● **TASK DETAILS**:
Keep only those lines of the records that include the string "الأول".

● **DATASET EXTRACT**:
□ □ □ □

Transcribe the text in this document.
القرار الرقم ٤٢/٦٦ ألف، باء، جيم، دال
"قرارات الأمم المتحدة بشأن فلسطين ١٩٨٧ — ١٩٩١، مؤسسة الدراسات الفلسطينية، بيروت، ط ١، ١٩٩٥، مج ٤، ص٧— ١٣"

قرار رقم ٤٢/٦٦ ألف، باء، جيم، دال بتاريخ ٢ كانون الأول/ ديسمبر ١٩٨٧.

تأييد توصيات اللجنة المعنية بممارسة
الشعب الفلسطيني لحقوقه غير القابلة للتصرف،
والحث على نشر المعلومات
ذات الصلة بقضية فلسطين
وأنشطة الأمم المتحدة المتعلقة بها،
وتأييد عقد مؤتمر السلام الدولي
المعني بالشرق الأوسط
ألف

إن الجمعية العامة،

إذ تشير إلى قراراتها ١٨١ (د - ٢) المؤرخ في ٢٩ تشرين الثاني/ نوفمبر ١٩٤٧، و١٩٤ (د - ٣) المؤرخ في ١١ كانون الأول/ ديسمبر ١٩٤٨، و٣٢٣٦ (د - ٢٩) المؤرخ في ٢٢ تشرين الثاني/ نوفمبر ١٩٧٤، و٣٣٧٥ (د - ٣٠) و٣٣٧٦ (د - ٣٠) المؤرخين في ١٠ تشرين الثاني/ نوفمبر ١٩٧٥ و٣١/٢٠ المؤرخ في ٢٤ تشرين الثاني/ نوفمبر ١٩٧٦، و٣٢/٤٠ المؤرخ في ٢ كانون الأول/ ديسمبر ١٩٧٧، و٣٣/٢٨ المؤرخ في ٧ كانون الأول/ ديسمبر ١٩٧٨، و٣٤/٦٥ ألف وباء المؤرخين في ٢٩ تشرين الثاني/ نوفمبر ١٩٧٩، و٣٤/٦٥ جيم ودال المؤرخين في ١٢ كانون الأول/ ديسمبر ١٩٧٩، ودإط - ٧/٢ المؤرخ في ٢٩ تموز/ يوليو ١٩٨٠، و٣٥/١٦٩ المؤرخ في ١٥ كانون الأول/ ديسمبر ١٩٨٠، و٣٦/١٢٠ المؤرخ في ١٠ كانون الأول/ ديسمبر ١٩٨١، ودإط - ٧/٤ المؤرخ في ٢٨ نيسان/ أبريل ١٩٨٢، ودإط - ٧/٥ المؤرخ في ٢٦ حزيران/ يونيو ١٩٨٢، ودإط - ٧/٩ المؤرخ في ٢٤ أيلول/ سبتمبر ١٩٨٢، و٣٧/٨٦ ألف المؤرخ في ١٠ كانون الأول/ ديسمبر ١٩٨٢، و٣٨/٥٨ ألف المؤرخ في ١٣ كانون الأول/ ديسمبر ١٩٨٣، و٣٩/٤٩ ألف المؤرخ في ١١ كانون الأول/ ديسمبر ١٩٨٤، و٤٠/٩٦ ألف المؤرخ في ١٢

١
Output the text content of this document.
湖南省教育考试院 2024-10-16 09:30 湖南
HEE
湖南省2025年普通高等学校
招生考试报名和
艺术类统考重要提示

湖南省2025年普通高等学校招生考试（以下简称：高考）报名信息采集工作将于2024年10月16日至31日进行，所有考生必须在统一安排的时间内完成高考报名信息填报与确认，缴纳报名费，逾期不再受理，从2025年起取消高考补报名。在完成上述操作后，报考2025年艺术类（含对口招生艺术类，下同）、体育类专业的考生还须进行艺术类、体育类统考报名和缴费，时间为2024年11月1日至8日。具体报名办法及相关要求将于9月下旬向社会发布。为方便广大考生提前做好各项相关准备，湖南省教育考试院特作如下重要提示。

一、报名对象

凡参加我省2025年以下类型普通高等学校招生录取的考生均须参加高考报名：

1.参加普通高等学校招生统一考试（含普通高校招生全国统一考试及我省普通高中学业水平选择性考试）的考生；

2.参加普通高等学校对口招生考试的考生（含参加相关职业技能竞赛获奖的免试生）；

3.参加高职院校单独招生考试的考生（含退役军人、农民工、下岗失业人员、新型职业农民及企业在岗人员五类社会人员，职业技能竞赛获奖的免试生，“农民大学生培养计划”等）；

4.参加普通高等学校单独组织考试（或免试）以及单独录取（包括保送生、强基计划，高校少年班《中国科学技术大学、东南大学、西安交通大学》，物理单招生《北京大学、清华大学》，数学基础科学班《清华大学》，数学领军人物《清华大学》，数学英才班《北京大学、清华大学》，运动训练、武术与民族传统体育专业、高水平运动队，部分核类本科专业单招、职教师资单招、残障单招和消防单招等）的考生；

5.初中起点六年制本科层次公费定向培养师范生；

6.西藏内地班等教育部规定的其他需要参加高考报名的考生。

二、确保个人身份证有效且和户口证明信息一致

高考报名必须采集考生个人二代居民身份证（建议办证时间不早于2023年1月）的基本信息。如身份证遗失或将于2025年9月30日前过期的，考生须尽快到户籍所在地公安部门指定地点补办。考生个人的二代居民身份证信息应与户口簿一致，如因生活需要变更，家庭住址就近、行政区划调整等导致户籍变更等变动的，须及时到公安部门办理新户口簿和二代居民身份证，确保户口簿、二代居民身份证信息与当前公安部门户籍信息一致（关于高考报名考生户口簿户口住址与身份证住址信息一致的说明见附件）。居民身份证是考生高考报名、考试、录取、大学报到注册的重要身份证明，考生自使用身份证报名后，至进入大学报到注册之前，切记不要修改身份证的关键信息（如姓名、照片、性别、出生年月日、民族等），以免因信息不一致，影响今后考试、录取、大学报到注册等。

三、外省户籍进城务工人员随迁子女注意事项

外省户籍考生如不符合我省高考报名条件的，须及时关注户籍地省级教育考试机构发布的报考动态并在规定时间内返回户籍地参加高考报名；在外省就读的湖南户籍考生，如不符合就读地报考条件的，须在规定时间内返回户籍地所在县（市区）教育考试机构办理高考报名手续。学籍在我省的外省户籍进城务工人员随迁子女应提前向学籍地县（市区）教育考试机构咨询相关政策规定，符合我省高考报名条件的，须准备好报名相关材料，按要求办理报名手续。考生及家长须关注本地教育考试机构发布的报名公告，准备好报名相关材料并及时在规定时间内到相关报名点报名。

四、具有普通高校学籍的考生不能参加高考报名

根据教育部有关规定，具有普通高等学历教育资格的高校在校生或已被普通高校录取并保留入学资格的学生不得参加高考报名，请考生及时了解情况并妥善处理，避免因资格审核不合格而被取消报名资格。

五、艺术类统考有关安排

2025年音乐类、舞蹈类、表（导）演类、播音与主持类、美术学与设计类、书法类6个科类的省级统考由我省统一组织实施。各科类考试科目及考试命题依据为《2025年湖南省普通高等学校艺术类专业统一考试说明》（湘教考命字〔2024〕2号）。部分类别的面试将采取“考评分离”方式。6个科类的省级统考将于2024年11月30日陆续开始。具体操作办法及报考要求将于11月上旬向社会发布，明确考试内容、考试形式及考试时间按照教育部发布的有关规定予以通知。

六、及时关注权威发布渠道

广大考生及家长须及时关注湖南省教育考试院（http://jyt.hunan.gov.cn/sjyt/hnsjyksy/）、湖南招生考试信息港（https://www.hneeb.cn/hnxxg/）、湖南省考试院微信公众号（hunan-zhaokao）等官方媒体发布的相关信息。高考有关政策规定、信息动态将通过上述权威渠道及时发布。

□ □ □ □

● **ANSWER IN FULL**:
قرار رقم ٤٢/٦٦ ألف، باء، جيم، دال بتاريخ ٢ كانون الأول/ ديسمبر ١٩٨٧.
إذ تشير إلى قراراتها ١٨١ (د - ٢) المؤرخ في ٢٩ تشرين الثاني/ نوفمبر ١٩٤٧، و١٩٤ (د - ٣) المؤرخ في ١١ كانون الأول/ ديسمبر ١٩٤٨، و٣٢٣٦ (د - ٢٩) المؤرخ في ٢٢ تشرين الثاني/ نوفمبر ١٩٧٤، و٣٣٧٥ (د - ٣٠) و٣٣٧٦ (د - ٣٠) المؤرخين في ١٠ تشرين الثاني/ نوفمبر ١٩٧٥ و٣١/٢٠ المؤرخ في ٢٤ تشرين الثاني/ نوفمبر ١٩٧٦، و٣٢/٤٠ المؤرخ في ٢ كانون الأول/ ديسمبر ١٩٧٧، و٣٣/٢٨ المؤرخ في ٧ كانون الأول/ ديسمبر ١٩٧٨، و٣٤/٦٥ ألف وباء المؤرخين في ٢٩ تشرين الثاني/ نوفمبر ١٩٧٩، و٣٤/٦٥ جيم ودال المؤرخين في ١٢ كانون الأول/ ديسمبر ١٩٧٩، ودإط - ٧/٢ المؤرخ في ٢٩ تموز/ يوليو ١٩٨٠، و٣٥/١٦٩ المؤرخ في ١٥ كانون الأول/ ديسمبر ١٩٨٠، و٣٦/١٢٠ المؤرخ في ١٠ كانون الأول/ ديسمبر ١٩٨١، ودإط - ٧/٤ المؤرخ في ٢٨ نيسان/ أبريل ١٩٨٢، ودإط - ٧/٥ المؤرخ في ٢٦ حزيران/ يونيو ١٩٨٢، ودإط - ٧/٩ المؤرخ في ٢٤ أيلول/ سبتمبر ١٩٨٢، و٣٧/٨٦ ألف المؤرخ في ١٠ كانون الأول/ ديسمبر ١٩٨٢، و٣٨/٥٨ ألف المؤرخ في ١٣ كانون الأول/ ديسمبر ١٩٨٣، و٣٩/٤٩ ألف المؤرخ في ١١ كانون الأول/ ديسمبر ١٩٨٤، و٤٠/٩٦ ألف المؤرخ في ١٢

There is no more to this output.